● **What you are asked to do**: Return every line of the records below verbatim, with no pictures in the copy.

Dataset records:
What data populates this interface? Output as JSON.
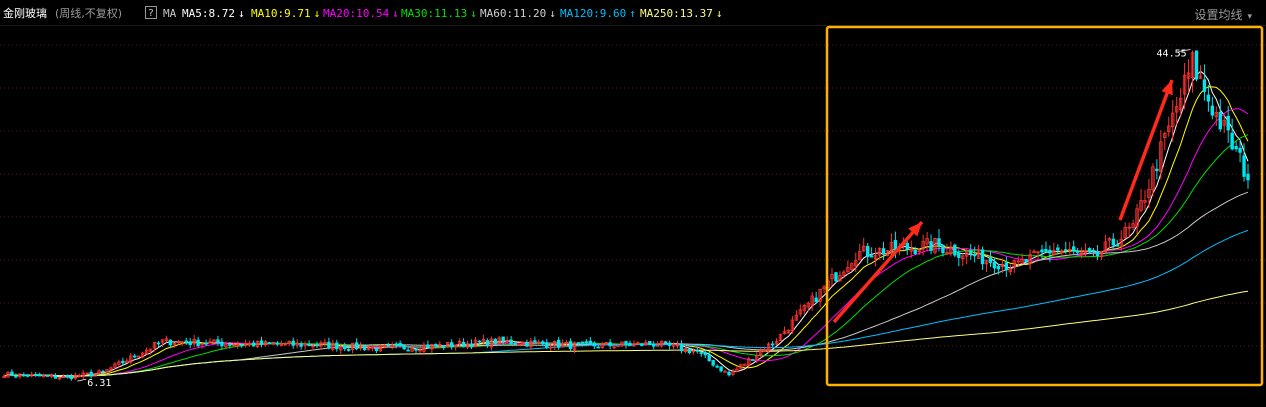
{
  "header": {
    "stock_name": "金刚玻璃",
    "period_info": "(周线,不复权)",
    "help_icon": "?",
    "ma_label": "MA",
    "indicators": [
      {
        "text": "MA5:8.72",
        "arrow": "↓",
        "color": "#ffffff"
      },
      {
        "text": "MA10:9.71",
        "arrow": "↓",
        "color": "#ffff00"
      },
      {
        "text": "MA20:10.54",
        "arrow": "↓",
        "color": "#ff00ff"
      },
      {
        "text": "MA30:11.13",
        "arrow": "↓",
        "color": "#00e000"
      },
      {
        "text": "MA60:11.20",
        "arrow": "↓",
        "color": "#d0d0d0"
      },
      {
        "text": "MA120:9.60",
        "arrow": "↑",
        "color": "#00bfff"
      },
      {
        "text": "MA250:13.37",
        "arrow": "↓",
        "color": "#ffff80"
      }
    ],
    "settings_label": "设置均线",
    "settings_icon": "dropdown-arrow-icon"
  },
  "chart_data": {
    "type": "candlestick",
    "high_label": "44.55",
    "low_label": "6.31",
    "ylim": [
      4,
      46
    ],
    "grid": "horizontal dotted",
    "colors": {
      "up": "#ff3232",
      "down": "#00e5ee",
      "highlight_box": "#ffb000",
      "arrow": "#ff2a1a"
    },
    "annotations": [
      "highlight-box-around-rally",
      "red-arrow-1",
      "red-arrow-2"
    ]
  }
}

● **Output of the task**:
What data populates this interface? Output as JSON.
{
  "header": {
    "stock_name": "金刚玻璃",
    "period_info": "(周线,不复权)",
    "help_icon": "?",
    "ma_label": "MA",
    "indicators": [
      {
        "text": "MA5:8.72",
        "arrow": "↓",
        "color": "#ffffff"
      },
      {
        "text": "MA10:9.71",
        "arrow": "↓",
        "color": "#ffff00"
      },
      {
        "text": "MA20:10.54",
        "arrow": "↓",
        "color": "#ff00ff"
      },
      {
        "text": "MA30:11.13",
        "arrow": "↓",
        "color": "#00e000"
      },
      {
        "text": "MA60:11.20",
        "arrow": "↓",
        "color": "#d0d0d0"
      },
      {
        "text": "MA120:9.60",
        "arrow": "↑",
        "color": "#00bfff"
      },
      {
        "text": "MA250:13.37",
        "arrow": "↓",
        "color": "#ffff80"
      }
    ],
    "settings_label": "设置均线",
    "settings_icon": "dropdown-arrow-icon"
  },
  "chart_data": {
    "type": "candlestick",
    "high_label": "44.55",
    "low_label": "6.31",
    "ylim": [
      4,
      46
    ],
    "grid": "horizontal dotted",
    "colors": {
      "up": "#ff3232",
      "down": "#00e5ee",
      "highlight_box": "#ffb000",
      "arrow": "#ff2a1a"
    },
    "annotations": [
      "highlight-box-around-rally",
      "red-arrow-1",
      "red-arrow-2"
    ]
  }
}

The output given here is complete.